▸ **YOUR GOAL**: Copy every line that mentions the word "текста".
--- BEGIN ---
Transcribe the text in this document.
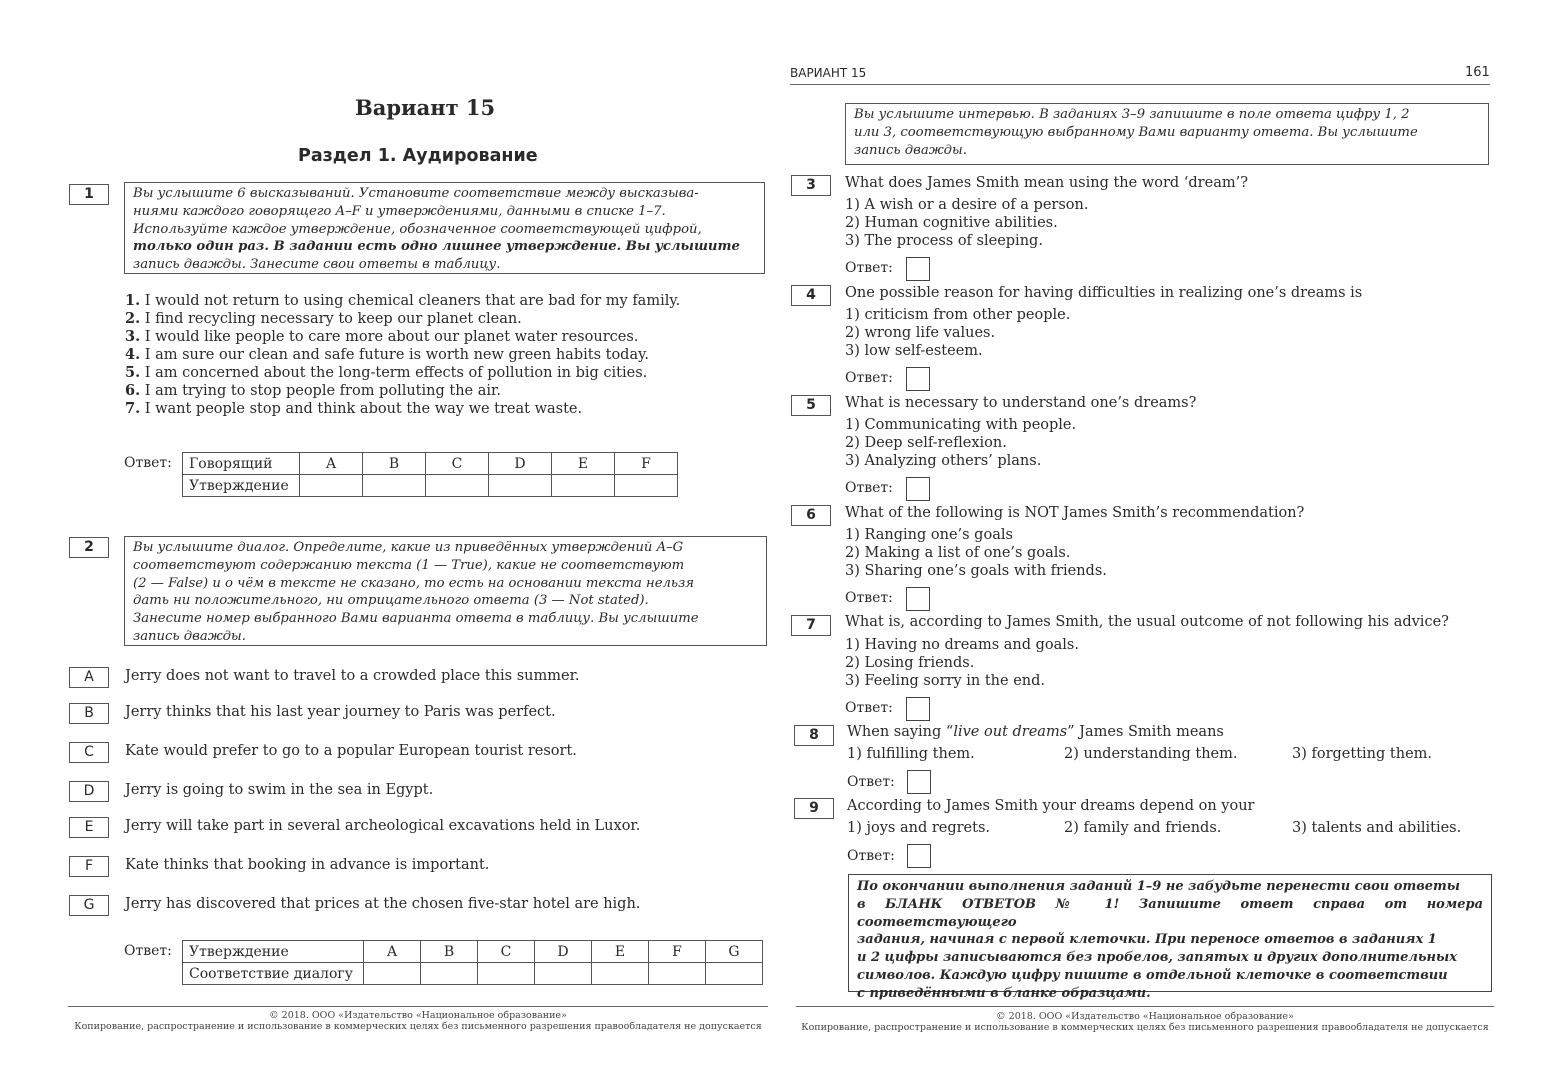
Вариант 15
Раздел 1. Аудирование
1	Вы услышите 6 высказываний. Установите соответствие между высказыва-
ниями каждого говорящего A–F и утверждениями, данными в списке 1–7.
Используйте каждое утверждение, обозначенное соответствующей цифрой,
только один раз. В задании есть одно лишнее утверждение. Вы услышите
запись дважды. Занесите свои ответы в таблицу.
1. I would not return to using chemical cleaners that are bad for my family.
2. I find recycling necessary to keep our planet clean.
3. I would like people to care more about our planet water resources.
4. I am sure our clean and safe future is worth new green habits today.
5. I am concerned about the long-term effects of pollution in big cities.
6. I am trying to stop people from polluting the air.
7. I want people stop and think about the way we treat waste.
Ответ: Говорящий	A	B	C	D	E	F
Утверждение						
2	Вы услышите диалог. Определите, какие из приведённых утверждений A–G
соответствуют содержанию текста (1 — True), какие не соответствуют
(2 — False) и о чём в тексте не сказано, то есть на основании текста нельзя
дать ни положительного, ни отрицательного ответа (3 — Not stated).
Занесите номер выбранного Вами варианта ответа в таблицу. Вы услышите
запись дважды.
A	Jerry does not want to travel to a crowded place this summer.
B	Jerry thinks that his last year journey to Paris was perfect.
C	Kate would prefer to go to a popular European tourist resort.
D	Jerry is going to swim in the sea in Egypt.
E	Jerry will take part in several archeological excavations held in Luxor.
F	Kate thinks that booking in advance is important.
G	Jerry has discovered that prices at the chosen five-star hotel are high.
Ответ: Утверждение	A	B	C	D	E	F	G
Соответствие диалогу							
© 2018. ООО «Издательство «Национальное образование»
Копирование, распространение и использование в коммерческих целях без письменного разрешения правообладателя не допускается
ВАРИАНТ 15	161
Вы услышите интервью. В заданиях 3–9 запишите в поле ответа цифру 1, 2
или 3, соответствующую выбранному Вами варианту ответа. Вы услышите
запись дважды.
3	What does James Smith mean using the word ‘dream’?
1) A wish or a desire of a person.
2) Human cognitive abilities.
3) The process of sleeping.
Ответ:
4	One possible reason for having difficulties in realizing one’s dreams is
1) criticism from other people.
2) wrong life values.
3) low self-esteem.
Ответ:
5	What is necessary to understand one’s dreams?
1) Communicating with people.
2) Deep self-reflexion.
3) Analyzing others’ plans.
Ответ:
6	What of the following is NOT James Smith’s recommendation?
1) Ranging one’s goals
2) Making a list of one’s goals.
3) Sharing one’s goals with friends.
Ответ:
7	What is, according to James Smith, the usual outcome of not following his advice?
1) Having no dreams and goals.
2) Losing friends.
3) Feeling sorry in the end.
Ответ:
8	When saying “live out dreams” James Smith means
1) fulfilling them.	2) understanding them.	3) forgetting them.
Ответ:
9	According to James Smith your dreams depend on your
1) joys and regrets.	2) family and friends.	3) talents and abilities.
Ответ:
По окончании выполнения заданий 1–9 не забудьте перенести свои ответы
в БЛАНК ОТВЕТОВ № 1! Запишите ответ справа от номера соответствующего
задания, начиная с первой клеточки. При переносе ответов в заданиях 1
и 2 цифры записываются без пробелов, запятых и других дополнительных
символов. Каждую цифру пишите в отдельной клеточке в соответствии
с приведёнными в бланке образцами.
© 2018. ООО «Издательство «Национальное образование»
Копирование, распространение и использование в коммерческих целях без письменного разрешения правообладателя не допускается
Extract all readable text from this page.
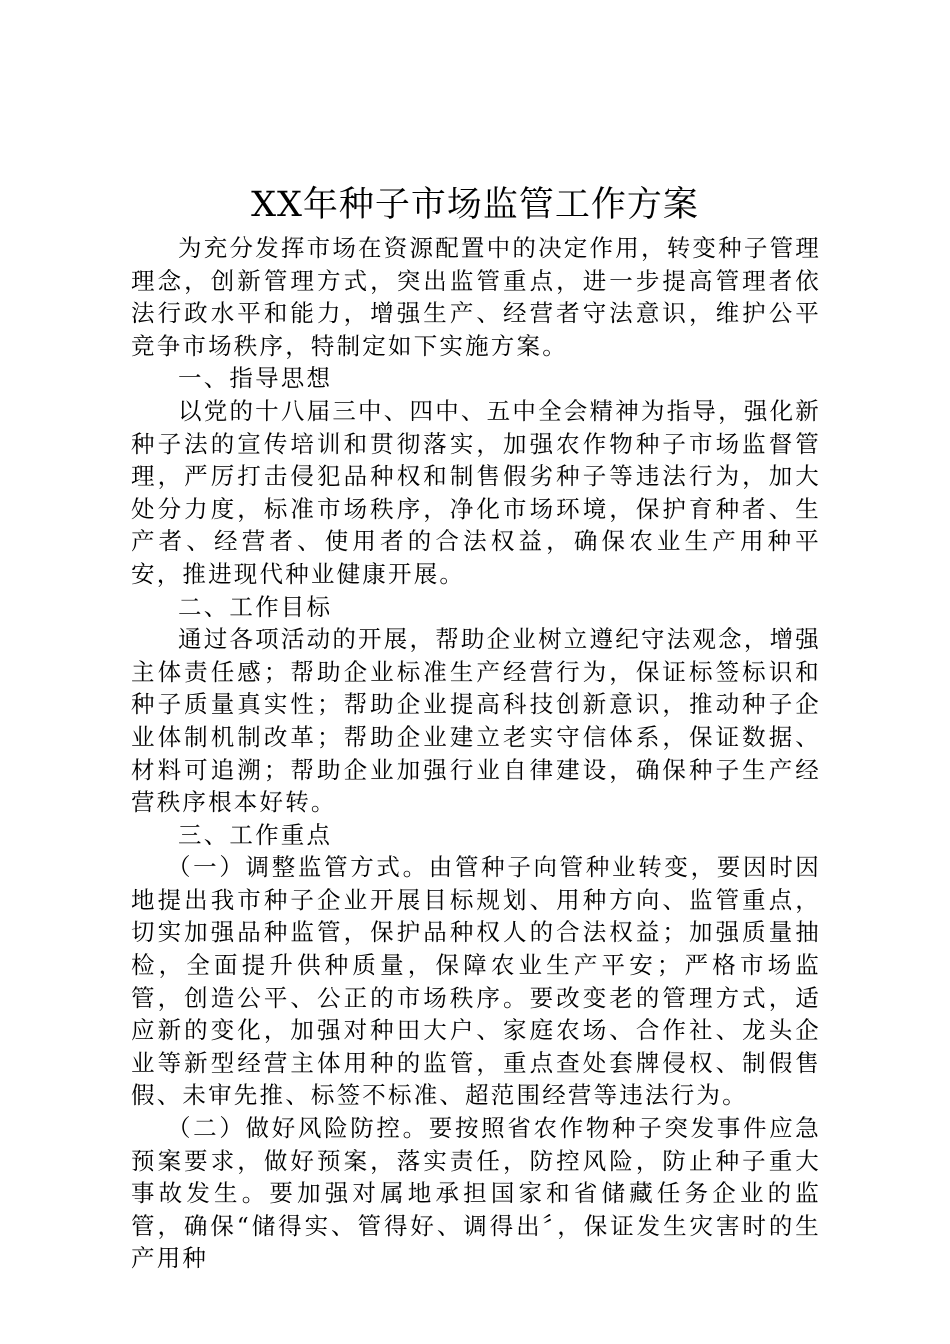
XX年种子市场监管工作方案

为充分发挥市场在资源配置中的决定作用，转变种子管理理念，创新管理方式，突出监管重点，进一步提高管理者依法行政水平和能力，增强生产、经营者守法意识，维护公平竞争市场秩序，特制定如下实施方案。

一、指导思想

以党的十八届三中、四中、五中全会精神为指导，强化新种子法的宣传培训和贯彻落实，加强农作物种子市场监督管理，严厉打击侵犯品种权和制售假劣种子等违法行为，加大处分力度，标准市场秩序，净化市场环境，保护育种者、生产者、经营者、使用者的合法权益，确保农业生产用种平安，推进现代种业健康开展。

二、工作目标

通过各项活动的开展，帮助企业树立遵纪守法观念，增强主体责任感；帮助企业标准生产经营行为，保证标签标识和种子质量真实性；帮助企业提高科技创新意识，推动种子企业体制机制改革；帮助企业建立老实守信体系，保证数据、材料可追溯；帮助企业加强行业自律建设，确保种子生产经营秩序根本好转。

三、工作重点

（一）调整监管方式。由管种子向管种业转变，要因时因地提出我市种子企业开展目标规划、用种方向、监管重点，切实加强品种监管，保护品种权人的合法权益；加强质量抽检，全面提升供种质量，保障农业生产平安；严格市场监管，创造公平、公正的市场秩序。要改变老的管理方式，适应新的变化，加强对种田大户、家庭农场、合作社、龙头企业等新型经营主体用种的监管，重点查处套牌侵权、制假售假、未审先推、标签不标准、超范围经营等违法行为。

（二）做好风险防控。要按照省农作物种子突发事件应急预案要求，做好预案，落实责任，防控风险，防止种子重大事故发生。要加强对属地承担国家和省储藏任务企业的监管，确保“储得实、管得好、调得出〞，保证发生灾害时的生产用种
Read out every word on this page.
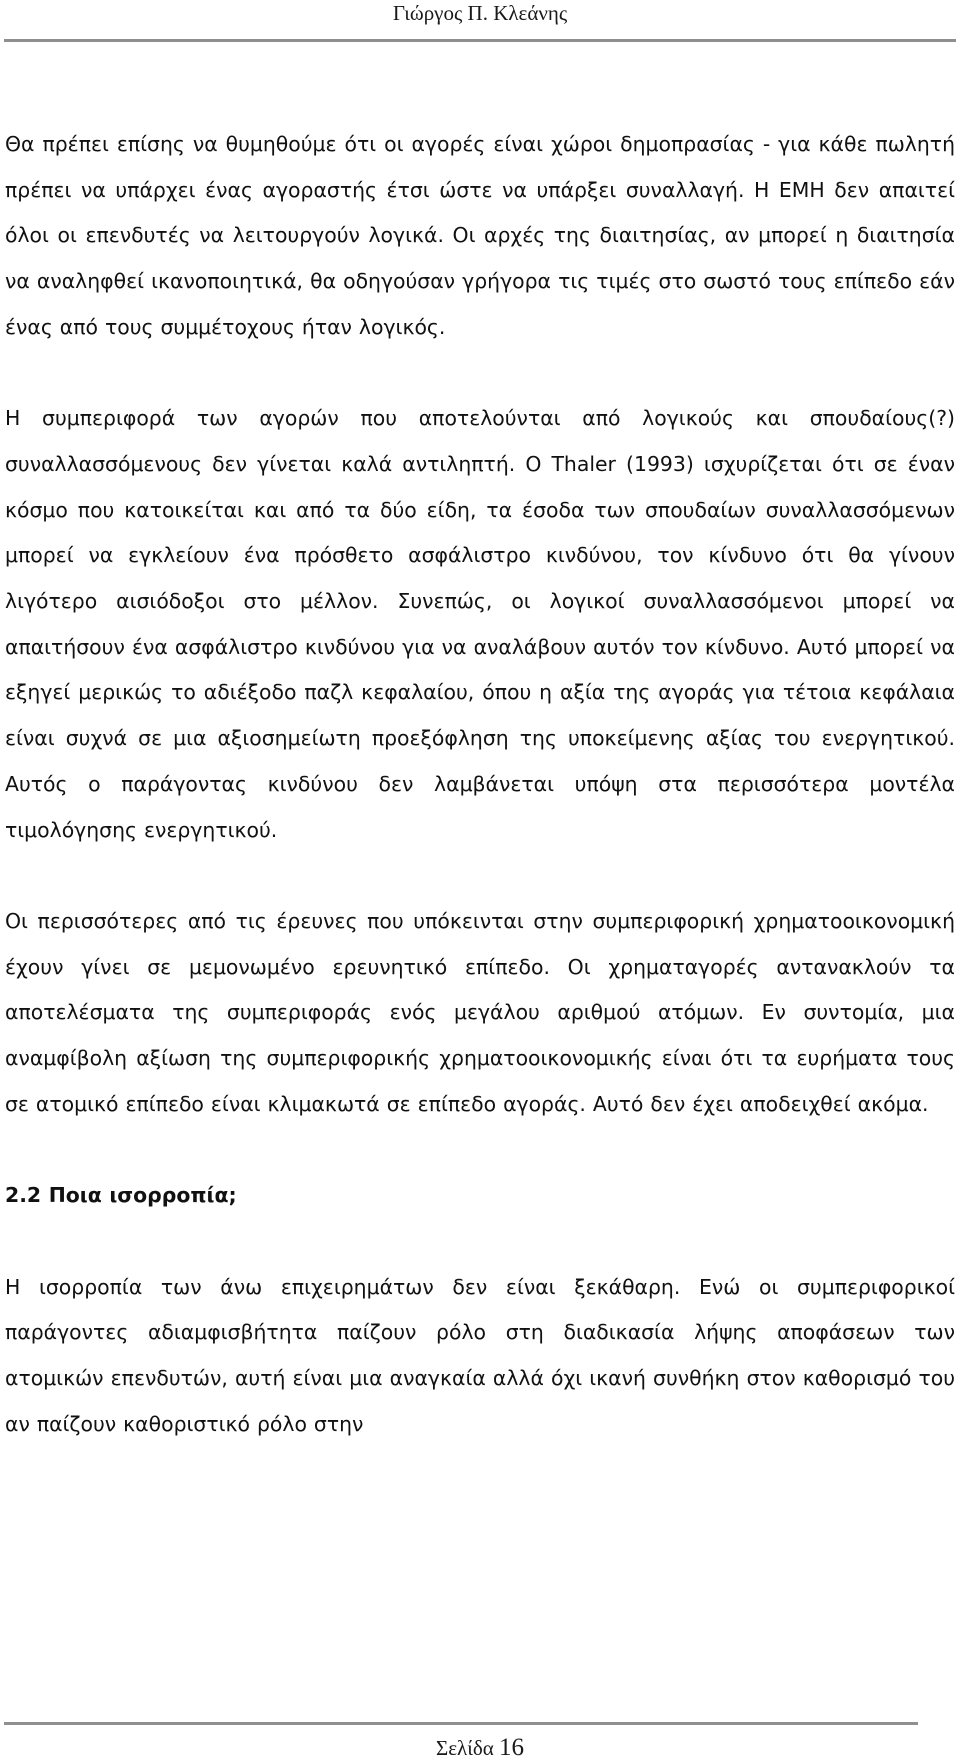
Γιώργος Π. Κλεάνης

Θα πρέπει επίσης να θυμηθούμε ότι οι αγορές είναι χώροι δημοπρασίας - για κάθε πωλητή πρέπει να υπάρχει ένας αγοραστής έτσι ώστε να υπάρξει συναλλαγή. Η ΕΜΗ δεν απαιτεί όλοι οι επενδυτές να λειτουργούν λογικά. Οι αρχές της διαιτησίας, αν μπορεί η διαιτησία να αναληφθεί ικανοποιητικά, θα οδηγούσαν γρήγορα τις τιμές στο σωστό τους επίπεδο εάν ένας από τους συμμέτοχους ήταν λογικός.

Η συμπεριφορά των αγορών που αποτελούνται από λογικούς και σπουδαίους(?) συναλλασσόμενους δεν γίνεται καλά αντιληπτή. Ο Thaler (1993) ισχυρίζεται ότι σε έναν κόσμο που κατοικείται και από τα δύο είδη, τα έσοδα των σπουδαίων συναλλασσόμενων μπορεί να εγκλείουν ένα πρόσθετο ασφάλιστρο κινδύνου, τον κίνδυνο ότι θα γίνουν λιγότερο αισιόδοξοι στο μέλλον. Συνεπώς, οι λογικοί συναλλασσόμενοι μπορεί να απαιτήσουν ένα ασφάλιστρο κινδύνου για να αναλάβουν αυτόν τον κίνδυνο. Αυτό μπορεί να εξηγεί μερικώς το αδιέξοδο παζλ κεφαλαίου, όπου η αξία της αγοράς για τέτοια κεφάλαια είναι συχνά σε μια αξιοσημείωτη προεξόφληση της υποκείμενης αξίας του ενεργητικού. Αυτός ο παράγοντας κινδύνου δεν λαμβάνεται υπόψη στα περισσότερα μοντέλα τιμολόγησης ενεργητικού.

Οι περισσότερες από τις έρευνες που υπόκεινται στην συμπεριφορική χρηματοοικονομική έχουν γίνει σε μεμονωμένο ερευνητικό επίπεδο. Οι χρηματαγορές αντανακλούν τα αποτελέσματα της συμπεριφοράς ενός μεγάλου αριθμού ατόμων. Εν συντομία, μια αναμφίβολη αξίωση της συμπεριφορικής χρηματοοικονομικής είναι ότι τα ευρήματα τους σε ατομικό επίπεδο είναι κλιμακωτά σε επίπεδο αγοράς. Αυτό δεν έχει αποδειχθεί ακόμα.

2.2 Ποια ισορροπία;

Η ισορροπία των άνω επιχειρημάτων δεν είναι ξεκάθαρη. Ενώ οι συμπεριφορικοί παράγοντες αδιαμφισβήτητα παίζουν ρόλο στη διαδικασία λήψης αποφάσεων των ατομικών επενδυτών, αυτή είναι μια αναγκαία αλλά όχι ικανή συνθήκη στον καθορισμό του αν παίζουν καθοριστικό ρόλο στην

Σελίδα 16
--- END ---
▸ **RESPONSE BELOW**:
соответствуют содержанию текста (1 — True), какие не соответствуют
(2 — False) и о чём в тексте не сказано, то есть на основании текста нельзя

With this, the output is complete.